- [Supplied material]
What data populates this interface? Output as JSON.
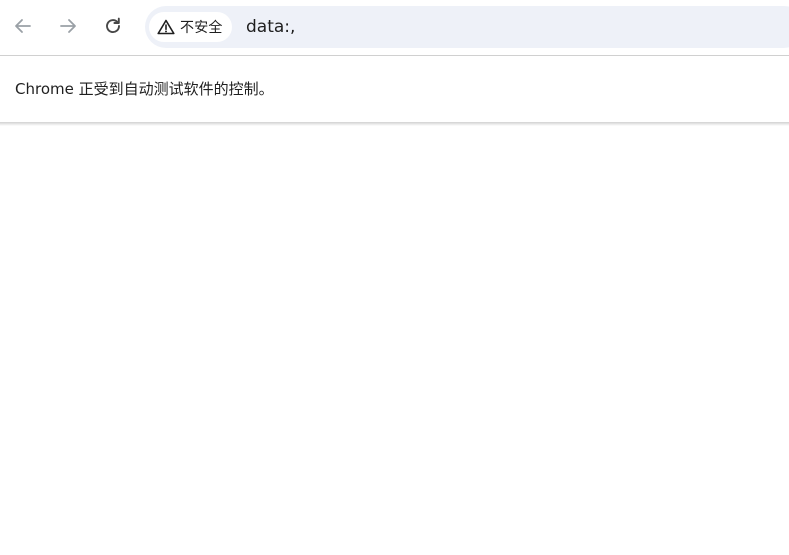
{
  "toolbar": {
    "back": {
      "icon": "arrow-left-icon",
      "enabled": false
    },
    "forward": {
      "icon": "arrow-right-icon",
      "enabled": false
    },
    "reload": {
      "icon": "reload-icon"
    }
  },
  "omnibox": {
    "security_chip": {
      "icon": "warning-triangle-icon",
      "label": "不安全"
    },
    "url": "data:,"
  },
  "infobar": {
    "message": "Chrome 正受到自动测试软件的控制。"
  },
  "colors": {
    "omnibox_bg": "#eef1f8",
    "disabled_icon": "#9aa0a6",
    "icon": "#474747",
    "text": "#1f1f1f"
  }
}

- [Task description] With the pictures left out, transcribe the material exactly.

- [Exercise output]
What data populates this interface? Output as JSON.
{
  "toolbar": {
    "back": {
      "icon": "arrow-left-icon",
      "enabled": false
    },
    "forward": {
      "icon": "arrow-right-icon",
      "enabled": false
    },
    "reload": {
      "icon": "reload-icon"
    }
  },
  "omnibox": {
    "security_chip": {
      "icon": "warning-triangle-icon",
      "label": "不安全"
    },
    "url": "data:,"
  },
  "infobar": {
    "message": "Chrome 正受到自动测试软件的控制。"
  },
  "colors": {
    "omnibox_bg": "#eef1f8",
    "disabled_icon": "#9aa0a6",
    "icon": "#474747",
    "text": "#1f1f1f"
  }
}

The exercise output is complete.